→ WHAT TO WORK ON:
1/ In which terms does the article on Huntington and Fukuyama define globalization?
2/ Do these statements agree with the article on Huntington and Fukuyama? (a) Huntington chairs the Harvard Academy of International and Area Studies. (b) Fukuyama is a professor at Harvard. (c) The article calls Huntington's prognosis optimistic.
3/ Carry the article on Huntington and Fukuyama forward, starting after its final sentence.

→ PAGE:
################
By Nayeefa Chowdhury - posted Tuesday, 19 July 2005

The onset of the post-Cold War world has witnessed a proliferation of theses by analysts on the trajectory of international conflict in the 21st century, of which Fukuyama’s and Huntington’s have received widespread attention.

The chairman of the Harvard Academy of International and Area Studies, Professor Samuel P. Huntington’s pessimistic prognosis predicts Islamic militancy:

As one significant dimension of the final evolutionary stage of international conflict, the clash between “the West and the rest” … [where] the West is defined in terms of a commitment to “individualism, liberalism, constitutionalism, human rights, equality, liberty, the rule of law, democracy, free markets, the separation of church and state”, and arrayed against it are … opposing identities and movements [voicing] an expression of particularism and differences over universality and equality.


On the contrary, a political economist and professor at the Johns Hopkins University, Francis Fukuyama’s optimistic schema (pdf file 143KB) predicts Western models of liberal democracy to be “the final form of human government” and the end point of mankind’s ideological evolution, as “[there will be] total exhaustion of viable systematic alternatives to Western liberalism”.

This article addresses the usefulness (or the lack thereof) of their attempts to construct ways of understanding the aspirations of Muslim societies towards globalisation. “Globalisation” is defined here in political, technological, cultural and economic terms.

Huntington’s confusing civilisation paradigm

Islam, an Abrahamic faith, shares the monotheistic root and ethical vision of Huntington’s and Fukuyama’s “Judeo-Christian heritage” and “Christian universalism” that are equated with the root of Western civilisation and liberalism. Paradoxically, the actual track record of tolerance, concept of human rights, religious pluralism and freedom of religion exemplified by the early Muslim empires in treating non-Muslim citizens far exceeds its Judeo-Christian counterparts.
################
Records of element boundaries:
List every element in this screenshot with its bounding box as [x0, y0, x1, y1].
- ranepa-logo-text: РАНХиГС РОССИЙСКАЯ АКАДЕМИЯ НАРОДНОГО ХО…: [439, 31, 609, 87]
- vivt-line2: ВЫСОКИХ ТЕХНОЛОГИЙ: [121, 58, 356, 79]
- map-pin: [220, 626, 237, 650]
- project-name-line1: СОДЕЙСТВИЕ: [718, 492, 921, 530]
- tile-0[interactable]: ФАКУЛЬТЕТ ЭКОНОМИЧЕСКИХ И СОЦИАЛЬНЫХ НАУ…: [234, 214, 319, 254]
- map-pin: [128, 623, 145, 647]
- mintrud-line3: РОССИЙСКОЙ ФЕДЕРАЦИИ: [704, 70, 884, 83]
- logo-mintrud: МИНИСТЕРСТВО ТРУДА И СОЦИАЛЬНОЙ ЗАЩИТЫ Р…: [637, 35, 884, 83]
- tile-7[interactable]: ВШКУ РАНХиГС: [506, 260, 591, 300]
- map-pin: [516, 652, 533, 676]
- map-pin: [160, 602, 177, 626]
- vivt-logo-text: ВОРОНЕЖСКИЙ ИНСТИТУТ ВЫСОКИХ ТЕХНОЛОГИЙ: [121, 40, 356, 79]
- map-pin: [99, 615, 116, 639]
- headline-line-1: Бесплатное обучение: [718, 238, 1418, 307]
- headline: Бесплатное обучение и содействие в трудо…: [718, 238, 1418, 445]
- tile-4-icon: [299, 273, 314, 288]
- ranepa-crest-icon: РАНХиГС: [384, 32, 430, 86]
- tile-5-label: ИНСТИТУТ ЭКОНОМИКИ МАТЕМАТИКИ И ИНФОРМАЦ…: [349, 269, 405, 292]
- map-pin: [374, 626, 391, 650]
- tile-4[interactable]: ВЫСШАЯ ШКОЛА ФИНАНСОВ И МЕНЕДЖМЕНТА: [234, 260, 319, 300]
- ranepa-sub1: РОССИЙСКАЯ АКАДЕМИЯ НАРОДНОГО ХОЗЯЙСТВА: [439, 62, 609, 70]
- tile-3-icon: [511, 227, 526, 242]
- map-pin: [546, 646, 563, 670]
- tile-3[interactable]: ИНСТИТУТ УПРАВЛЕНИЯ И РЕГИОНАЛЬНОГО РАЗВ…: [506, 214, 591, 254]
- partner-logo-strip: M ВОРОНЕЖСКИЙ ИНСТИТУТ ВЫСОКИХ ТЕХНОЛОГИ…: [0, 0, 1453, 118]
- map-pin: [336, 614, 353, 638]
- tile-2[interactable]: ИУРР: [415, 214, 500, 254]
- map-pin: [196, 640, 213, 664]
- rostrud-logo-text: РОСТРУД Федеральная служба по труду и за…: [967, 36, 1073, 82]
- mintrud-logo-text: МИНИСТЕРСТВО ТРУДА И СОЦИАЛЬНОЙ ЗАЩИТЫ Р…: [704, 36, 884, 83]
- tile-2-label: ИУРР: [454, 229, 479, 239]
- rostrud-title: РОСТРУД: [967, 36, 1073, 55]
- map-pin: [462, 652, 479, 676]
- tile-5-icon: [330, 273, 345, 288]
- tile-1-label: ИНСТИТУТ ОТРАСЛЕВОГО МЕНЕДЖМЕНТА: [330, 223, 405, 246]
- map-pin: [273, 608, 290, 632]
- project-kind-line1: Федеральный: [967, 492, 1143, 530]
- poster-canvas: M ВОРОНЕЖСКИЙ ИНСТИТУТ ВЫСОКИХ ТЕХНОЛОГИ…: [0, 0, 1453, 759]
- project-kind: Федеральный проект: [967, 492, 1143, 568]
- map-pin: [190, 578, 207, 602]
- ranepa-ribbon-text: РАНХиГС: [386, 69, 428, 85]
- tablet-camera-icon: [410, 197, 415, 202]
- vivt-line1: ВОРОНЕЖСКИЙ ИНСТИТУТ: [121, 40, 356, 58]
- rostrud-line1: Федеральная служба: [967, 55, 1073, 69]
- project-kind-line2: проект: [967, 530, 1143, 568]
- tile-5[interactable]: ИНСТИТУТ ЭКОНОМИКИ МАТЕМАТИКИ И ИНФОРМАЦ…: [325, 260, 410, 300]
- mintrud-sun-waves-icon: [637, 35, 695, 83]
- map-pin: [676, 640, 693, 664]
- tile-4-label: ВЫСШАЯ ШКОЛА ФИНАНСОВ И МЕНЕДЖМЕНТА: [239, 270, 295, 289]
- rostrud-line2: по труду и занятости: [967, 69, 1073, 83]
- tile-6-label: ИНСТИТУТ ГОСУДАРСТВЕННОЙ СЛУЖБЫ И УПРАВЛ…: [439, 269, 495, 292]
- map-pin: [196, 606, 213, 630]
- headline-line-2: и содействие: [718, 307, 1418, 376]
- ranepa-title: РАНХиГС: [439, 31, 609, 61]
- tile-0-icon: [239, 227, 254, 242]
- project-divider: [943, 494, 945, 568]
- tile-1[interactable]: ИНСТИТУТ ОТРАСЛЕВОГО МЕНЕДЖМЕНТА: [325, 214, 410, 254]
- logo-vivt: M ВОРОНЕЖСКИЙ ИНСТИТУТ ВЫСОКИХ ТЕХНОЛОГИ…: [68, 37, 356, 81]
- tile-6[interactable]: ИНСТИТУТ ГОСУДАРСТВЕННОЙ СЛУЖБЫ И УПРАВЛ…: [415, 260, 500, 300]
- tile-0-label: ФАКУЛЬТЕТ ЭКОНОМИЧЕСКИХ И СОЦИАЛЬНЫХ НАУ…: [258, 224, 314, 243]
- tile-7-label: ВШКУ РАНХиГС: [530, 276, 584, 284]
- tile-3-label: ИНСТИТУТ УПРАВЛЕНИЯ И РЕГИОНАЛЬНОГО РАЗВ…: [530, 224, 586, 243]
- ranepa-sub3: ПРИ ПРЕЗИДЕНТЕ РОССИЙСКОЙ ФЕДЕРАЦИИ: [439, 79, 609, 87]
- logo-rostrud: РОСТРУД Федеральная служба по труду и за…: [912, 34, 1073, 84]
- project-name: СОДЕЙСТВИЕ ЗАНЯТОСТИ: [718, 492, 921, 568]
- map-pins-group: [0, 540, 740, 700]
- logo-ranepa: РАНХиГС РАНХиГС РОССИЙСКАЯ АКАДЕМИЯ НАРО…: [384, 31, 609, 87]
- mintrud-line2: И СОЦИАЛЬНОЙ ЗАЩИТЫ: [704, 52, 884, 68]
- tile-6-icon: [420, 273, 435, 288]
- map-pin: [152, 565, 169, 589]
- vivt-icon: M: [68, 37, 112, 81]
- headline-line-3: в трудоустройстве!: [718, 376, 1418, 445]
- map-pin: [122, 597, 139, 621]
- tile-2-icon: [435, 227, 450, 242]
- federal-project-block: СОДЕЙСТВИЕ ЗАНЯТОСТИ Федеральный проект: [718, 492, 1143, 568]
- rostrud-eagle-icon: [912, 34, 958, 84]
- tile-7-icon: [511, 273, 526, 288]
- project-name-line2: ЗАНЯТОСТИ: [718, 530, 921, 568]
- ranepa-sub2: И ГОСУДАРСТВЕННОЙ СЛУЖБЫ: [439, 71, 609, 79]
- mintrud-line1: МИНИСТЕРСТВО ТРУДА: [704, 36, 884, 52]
################
→ ANSWERS GIVEN:
1/ Political, technological, cultural and economic.

2/
(a) Yes: "The chairman of the Harvard Academy of International and Area Studies, Professor Samuel P. Huntington’s"
(b) No: "a political economist and professor at the Johns Hopkins University, Francis Fukuyama’s"
(c) No: "Professor Samuel P. Huntington’s pessimistic prognosis predicts Islamic militancy"

3/
Islamic and Western civilisations boast a long history of mutual co-operation and integration. Examples include the amalgamation of mediaeval Islamic philosophy and Greek philosophy, the foundation of the Renaissance and the willful appropriation of modern science and technology by Muslim societies. Hence, in an increasingly interdependent world of today where the cultural “fault lines” have dramatically become more permeable, Huntington’s “the West and the rest” civilisation paradigm lacks much relevance.

Demographically, Islam today has spread across the Middle East, South Caucasus (Azerbaijan), Europe (Albania, Turkey), Asia, and Africa, encompassing 48 Muslim-majority nation states with diverse cultural heritages and traditions. Muslims make up a significant minority in the West including Bosnia, France, Germany, UK and US. Therefore, the spectre of a monolithic Islamic threat that both Huntington and Fukuyama perceive makes little sense.

Causes of anti-Western sentiments

Fukuyama’s misleading conjecture that Muslims’ anti-American sentiments are born out of a resentment of “western success and Muslim failure” obscures the fact the West in general, and the US in particular, is seen as having a double standard with regard to international policy-making. Examples include the US’s discriminatory stance on:

  • the violation of UN resolutions (Israel, Iraq);
  • the prevention of support for so-called terrorist organisations (IRA, HAMAS); and
  • tolerance of the mixing of religion and politics in nation-states (Eastern Europe, Algeria).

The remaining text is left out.